Write only the number of lines below in which "median" occurs.

======== MATERIAL FOR THIS TASK ========

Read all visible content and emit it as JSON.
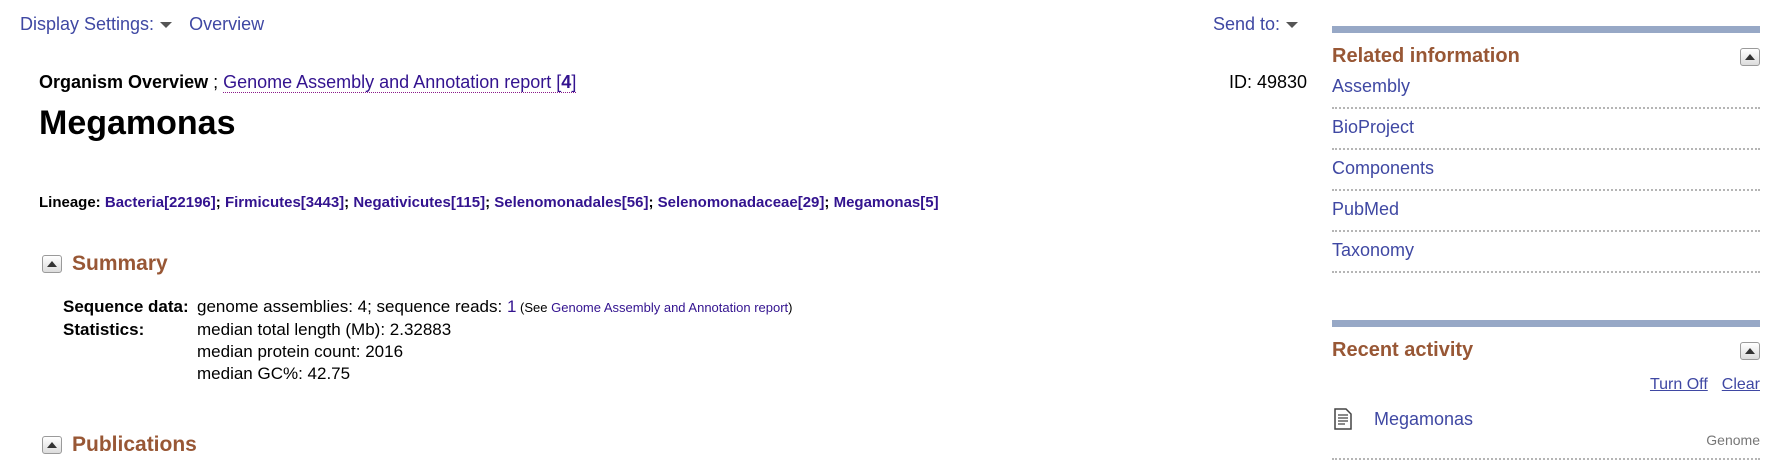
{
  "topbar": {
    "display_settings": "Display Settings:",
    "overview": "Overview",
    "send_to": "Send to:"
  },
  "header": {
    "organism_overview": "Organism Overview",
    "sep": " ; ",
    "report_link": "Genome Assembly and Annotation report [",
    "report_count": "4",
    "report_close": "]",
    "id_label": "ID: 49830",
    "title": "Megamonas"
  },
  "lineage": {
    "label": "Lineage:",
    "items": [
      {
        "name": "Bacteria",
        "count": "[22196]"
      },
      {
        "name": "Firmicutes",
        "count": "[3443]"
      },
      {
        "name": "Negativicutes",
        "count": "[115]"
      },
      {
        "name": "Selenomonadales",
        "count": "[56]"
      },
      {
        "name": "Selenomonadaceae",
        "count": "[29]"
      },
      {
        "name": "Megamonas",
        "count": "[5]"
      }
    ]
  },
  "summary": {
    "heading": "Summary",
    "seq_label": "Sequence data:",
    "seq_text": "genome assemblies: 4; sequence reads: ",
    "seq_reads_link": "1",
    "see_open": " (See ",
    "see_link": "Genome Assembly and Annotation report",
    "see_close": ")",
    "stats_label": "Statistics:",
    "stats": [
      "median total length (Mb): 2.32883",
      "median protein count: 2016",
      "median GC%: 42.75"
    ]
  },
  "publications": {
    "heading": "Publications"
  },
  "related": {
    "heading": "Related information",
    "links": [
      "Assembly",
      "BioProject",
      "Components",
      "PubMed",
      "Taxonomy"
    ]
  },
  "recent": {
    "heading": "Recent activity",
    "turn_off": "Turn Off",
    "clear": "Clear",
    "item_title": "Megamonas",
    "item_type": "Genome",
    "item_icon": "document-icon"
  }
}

========
======== MATERIAL FOR THIS TASK ========

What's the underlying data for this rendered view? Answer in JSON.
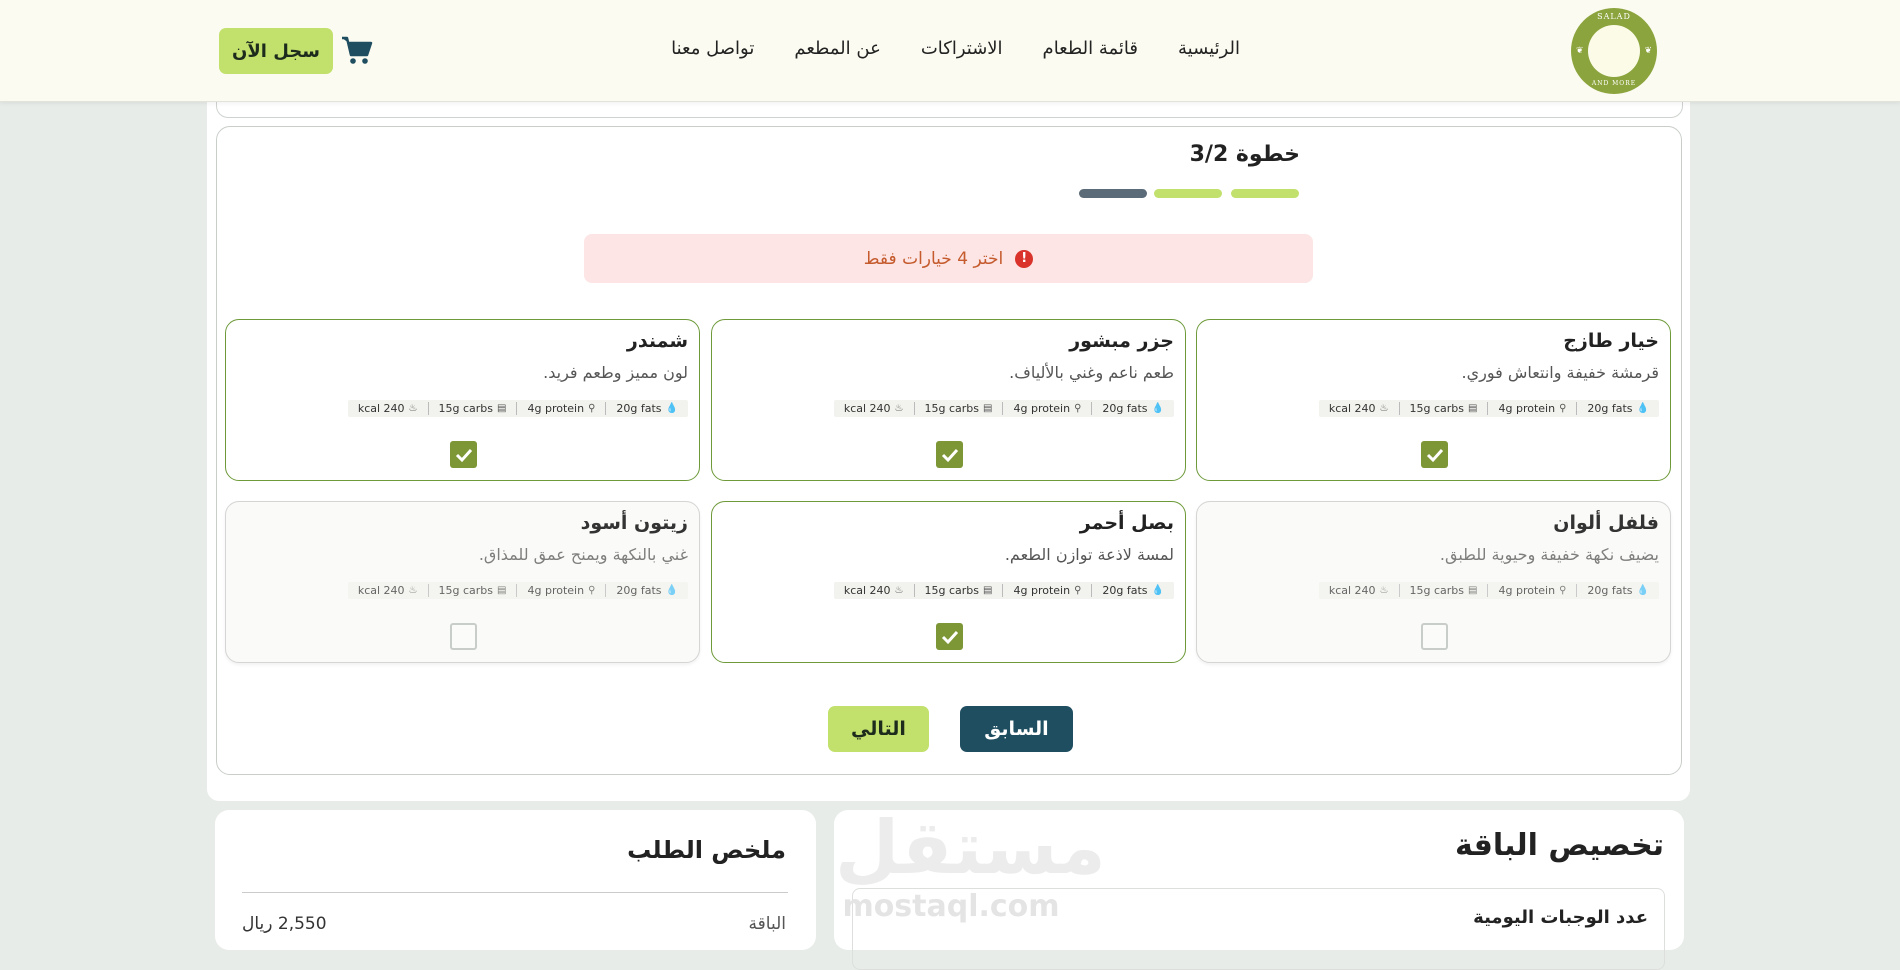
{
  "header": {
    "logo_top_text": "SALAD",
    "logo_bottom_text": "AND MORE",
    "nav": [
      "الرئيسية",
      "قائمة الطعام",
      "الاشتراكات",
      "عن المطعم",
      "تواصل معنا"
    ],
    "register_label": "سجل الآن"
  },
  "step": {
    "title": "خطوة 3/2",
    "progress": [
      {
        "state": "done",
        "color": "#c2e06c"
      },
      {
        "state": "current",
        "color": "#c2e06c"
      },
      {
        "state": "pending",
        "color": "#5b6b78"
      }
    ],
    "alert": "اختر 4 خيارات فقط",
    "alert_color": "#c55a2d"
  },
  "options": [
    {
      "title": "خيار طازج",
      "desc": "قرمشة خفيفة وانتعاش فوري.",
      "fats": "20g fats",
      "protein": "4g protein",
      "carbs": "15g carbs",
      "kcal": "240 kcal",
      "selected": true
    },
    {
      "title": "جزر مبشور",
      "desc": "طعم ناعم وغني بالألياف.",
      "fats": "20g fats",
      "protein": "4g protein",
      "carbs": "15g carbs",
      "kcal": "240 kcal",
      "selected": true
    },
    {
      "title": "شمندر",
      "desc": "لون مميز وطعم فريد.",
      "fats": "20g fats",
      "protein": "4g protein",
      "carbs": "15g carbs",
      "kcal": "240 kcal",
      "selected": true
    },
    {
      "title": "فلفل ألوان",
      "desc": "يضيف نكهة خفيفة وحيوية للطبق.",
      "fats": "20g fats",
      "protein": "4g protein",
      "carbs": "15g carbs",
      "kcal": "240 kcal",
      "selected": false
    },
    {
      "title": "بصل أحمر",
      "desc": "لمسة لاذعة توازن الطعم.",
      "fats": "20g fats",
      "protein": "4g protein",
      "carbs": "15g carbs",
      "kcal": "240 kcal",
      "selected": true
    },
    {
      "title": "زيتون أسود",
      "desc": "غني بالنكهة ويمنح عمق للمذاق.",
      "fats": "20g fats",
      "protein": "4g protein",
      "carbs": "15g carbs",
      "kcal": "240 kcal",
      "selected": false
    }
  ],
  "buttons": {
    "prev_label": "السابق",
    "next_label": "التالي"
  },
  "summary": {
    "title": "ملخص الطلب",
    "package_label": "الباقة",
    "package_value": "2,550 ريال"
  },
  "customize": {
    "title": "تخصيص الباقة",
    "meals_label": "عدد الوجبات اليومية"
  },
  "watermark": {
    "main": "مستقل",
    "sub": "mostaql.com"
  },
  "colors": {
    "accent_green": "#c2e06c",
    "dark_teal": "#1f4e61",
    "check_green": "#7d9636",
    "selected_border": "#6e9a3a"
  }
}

========

### ANSWER
3